SHORT PROBLEM
Within the material below, find each line bearing the word "标准答案" and present it.

ENTRIES SHOWN
— Begin —

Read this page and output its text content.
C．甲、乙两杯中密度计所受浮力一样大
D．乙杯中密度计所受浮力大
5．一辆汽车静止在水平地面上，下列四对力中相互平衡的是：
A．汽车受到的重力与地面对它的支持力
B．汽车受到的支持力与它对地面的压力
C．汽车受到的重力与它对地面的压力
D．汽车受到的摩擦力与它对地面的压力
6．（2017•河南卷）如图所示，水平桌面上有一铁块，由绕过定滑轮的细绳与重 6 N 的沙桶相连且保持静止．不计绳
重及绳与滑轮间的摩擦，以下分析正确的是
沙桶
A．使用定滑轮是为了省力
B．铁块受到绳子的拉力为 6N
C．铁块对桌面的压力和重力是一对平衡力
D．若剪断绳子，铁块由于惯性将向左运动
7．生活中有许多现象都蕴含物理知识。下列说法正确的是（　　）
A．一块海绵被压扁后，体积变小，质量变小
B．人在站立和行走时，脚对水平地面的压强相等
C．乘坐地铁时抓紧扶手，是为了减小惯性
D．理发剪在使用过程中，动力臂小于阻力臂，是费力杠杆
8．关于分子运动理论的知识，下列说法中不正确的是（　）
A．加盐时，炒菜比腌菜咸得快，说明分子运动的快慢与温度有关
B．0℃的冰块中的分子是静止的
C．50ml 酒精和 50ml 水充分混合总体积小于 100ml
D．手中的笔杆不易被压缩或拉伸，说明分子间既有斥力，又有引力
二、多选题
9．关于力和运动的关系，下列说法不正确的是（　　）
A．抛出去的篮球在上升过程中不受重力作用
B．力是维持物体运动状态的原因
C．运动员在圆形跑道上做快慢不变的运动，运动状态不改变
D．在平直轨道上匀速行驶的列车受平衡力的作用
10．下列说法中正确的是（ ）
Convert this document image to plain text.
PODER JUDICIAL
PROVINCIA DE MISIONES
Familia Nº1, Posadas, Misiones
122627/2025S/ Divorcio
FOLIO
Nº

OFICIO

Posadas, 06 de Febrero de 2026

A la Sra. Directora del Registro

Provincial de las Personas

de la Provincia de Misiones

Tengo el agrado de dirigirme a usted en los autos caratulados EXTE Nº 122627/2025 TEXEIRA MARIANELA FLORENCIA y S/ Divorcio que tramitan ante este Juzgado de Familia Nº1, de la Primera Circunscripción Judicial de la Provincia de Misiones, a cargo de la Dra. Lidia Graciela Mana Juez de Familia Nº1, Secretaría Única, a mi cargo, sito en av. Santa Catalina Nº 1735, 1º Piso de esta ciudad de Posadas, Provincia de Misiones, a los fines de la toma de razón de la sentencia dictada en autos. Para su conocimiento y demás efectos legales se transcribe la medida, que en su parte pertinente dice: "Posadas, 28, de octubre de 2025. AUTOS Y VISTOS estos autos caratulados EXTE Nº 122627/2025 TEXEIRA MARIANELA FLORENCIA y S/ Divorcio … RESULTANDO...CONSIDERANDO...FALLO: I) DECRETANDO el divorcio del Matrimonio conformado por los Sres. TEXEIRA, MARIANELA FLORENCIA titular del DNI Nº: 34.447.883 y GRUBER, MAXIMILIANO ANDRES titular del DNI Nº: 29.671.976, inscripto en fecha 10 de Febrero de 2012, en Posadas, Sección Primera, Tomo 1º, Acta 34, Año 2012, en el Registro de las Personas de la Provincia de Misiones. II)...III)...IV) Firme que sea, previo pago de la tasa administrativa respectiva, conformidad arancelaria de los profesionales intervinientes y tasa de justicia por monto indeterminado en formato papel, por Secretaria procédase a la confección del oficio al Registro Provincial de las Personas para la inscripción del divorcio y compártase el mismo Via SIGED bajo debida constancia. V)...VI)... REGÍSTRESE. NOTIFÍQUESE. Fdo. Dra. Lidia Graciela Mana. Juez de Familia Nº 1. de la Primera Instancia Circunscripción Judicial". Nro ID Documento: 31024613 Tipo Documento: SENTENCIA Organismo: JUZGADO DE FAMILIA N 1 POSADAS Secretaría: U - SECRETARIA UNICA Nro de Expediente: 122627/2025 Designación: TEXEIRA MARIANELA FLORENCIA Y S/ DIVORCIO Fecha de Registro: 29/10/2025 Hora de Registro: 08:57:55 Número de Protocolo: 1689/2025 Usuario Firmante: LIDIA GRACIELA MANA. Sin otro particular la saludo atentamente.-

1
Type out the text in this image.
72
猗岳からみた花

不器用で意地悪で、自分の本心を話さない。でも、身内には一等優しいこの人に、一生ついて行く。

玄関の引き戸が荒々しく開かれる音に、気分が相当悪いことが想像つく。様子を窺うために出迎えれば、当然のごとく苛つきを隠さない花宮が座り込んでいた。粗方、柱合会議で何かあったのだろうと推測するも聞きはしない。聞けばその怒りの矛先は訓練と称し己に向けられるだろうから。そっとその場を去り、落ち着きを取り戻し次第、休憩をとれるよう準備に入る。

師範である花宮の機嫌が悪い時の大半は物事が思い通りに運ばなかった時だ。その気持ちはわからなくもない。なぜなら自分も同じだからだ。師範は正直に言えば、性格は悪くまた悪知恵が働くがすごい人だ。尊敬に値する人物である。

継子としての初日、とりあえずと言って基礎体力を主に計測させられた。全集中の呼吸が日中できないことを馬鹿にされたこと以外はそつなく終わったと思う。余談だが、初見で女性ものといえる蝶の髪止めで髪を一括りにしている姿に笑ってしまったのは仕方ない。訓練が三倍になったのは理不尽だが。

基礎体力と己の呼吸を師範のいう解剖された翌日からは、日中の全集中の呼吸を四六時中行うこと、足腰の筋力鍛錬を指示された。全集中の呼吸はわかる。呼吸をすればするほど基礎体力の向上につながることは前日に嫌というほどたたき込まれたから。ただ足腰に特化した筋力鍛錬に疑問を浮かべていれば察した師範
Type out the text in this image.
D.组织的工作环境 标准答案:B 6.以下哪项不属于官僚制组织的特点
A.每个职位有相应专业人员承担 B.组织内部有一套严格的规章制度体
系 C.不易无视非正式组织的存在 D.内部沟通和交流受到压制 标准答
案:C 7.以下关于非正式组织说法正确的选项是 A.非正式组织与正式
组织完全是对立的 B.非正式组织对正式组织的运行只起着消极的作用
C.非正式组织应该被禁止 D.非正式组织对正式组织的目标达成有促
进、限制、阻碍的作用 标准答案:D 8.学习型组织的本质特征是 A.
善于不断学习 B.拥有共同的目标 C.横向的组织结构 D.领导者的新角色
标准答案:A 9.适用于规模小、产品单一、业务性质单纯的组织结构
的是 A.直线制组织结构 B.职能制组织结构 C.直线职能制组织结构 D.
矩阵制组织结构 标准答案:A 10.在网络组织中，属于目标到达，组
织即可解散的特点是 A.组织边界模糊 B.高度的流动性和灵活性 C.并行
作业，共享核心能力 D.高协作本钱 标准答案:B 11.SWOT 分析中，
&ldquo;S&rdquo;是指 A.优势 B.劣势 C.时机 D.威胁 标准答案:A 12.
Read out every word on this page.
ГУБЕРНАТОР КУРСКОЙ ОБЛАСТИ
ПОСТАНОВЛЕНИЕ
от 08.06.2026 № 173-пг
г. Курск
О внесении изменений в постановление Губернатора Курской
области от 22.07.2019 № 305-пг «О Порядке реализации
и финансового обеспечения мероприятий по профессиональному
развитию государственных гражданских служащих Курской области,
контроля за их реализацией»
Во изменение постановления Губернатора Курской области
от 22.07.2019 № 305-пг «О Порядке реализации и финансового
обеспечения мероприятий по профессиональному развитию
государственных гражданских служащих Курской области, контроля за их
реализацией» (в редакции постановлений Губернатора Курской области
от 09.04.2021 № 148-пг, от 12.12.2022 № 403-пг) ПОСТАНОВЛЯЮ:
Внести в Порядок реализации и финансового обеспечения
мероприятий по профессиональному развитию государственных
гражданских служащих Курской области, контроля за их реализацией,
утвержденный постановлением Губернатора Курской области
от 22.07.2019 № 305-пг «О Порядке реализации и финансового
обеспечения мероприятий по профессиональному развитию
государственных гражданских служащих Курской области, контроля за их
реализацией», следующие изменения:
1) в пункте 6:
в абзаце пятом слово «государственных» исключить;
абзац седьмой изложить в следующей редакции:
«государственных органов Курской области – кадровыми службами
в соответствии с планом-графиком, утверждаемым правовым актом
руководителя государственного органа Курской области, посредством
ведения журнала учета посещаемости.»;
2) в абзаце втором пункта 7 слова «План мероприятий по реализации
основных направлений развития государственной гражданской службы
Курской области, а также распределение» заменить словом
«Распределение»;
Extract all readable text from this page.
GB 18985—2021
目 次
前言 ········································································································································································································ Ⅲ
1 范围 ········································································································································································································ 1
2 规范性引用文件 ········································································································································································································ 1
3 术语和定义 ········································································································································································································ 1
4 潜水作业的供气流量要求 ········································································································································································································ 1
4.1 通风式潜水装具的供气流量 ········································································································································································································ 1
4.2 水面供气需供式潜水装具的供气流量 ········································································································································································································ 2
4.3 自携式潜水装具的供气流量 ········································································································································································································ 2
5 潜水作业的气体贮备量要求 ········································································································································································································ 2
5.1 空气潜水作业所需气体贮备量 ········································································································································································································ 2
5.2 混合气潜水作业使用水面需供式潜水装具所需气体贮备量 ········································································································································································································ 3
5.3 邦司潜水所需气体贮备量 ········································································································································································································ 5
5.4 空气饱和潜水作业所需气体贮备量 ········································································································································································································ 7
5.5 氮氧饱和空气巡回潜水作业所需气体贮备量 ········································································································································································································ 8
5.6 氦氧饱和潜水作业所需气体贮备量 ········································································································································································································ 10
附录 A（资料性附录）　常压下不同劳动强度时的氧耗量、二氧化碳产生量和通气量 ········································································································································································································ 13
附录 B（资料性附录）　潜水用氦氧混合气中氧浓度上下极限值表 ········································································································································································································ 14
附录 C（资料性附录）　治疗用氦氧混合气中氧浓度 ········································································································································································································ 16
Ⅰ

— End —

OUTPUT FOR THIS EXERCISE
D.组织的工作环境 标准答案:B 6.以下哪项不属于官僚制组织的特点
进、限制、阻碍的作用 标准答案:D 8.学习型组织的本质特征是 A.
标准答案:A 9.适用于规模小、产品单一、业务性质单纯的组织结构
矩阵制组织结构 标准答案:A 10.在网络组织中，属于目标到达，组
作业，共享核心能力 D.高协作本钱 标准答案:B 11.SWOT 分析中，
&ldquo;S&rdquo;是指 A.优势 B.劣势 C.时机 D.威胁 标准答案:A 12.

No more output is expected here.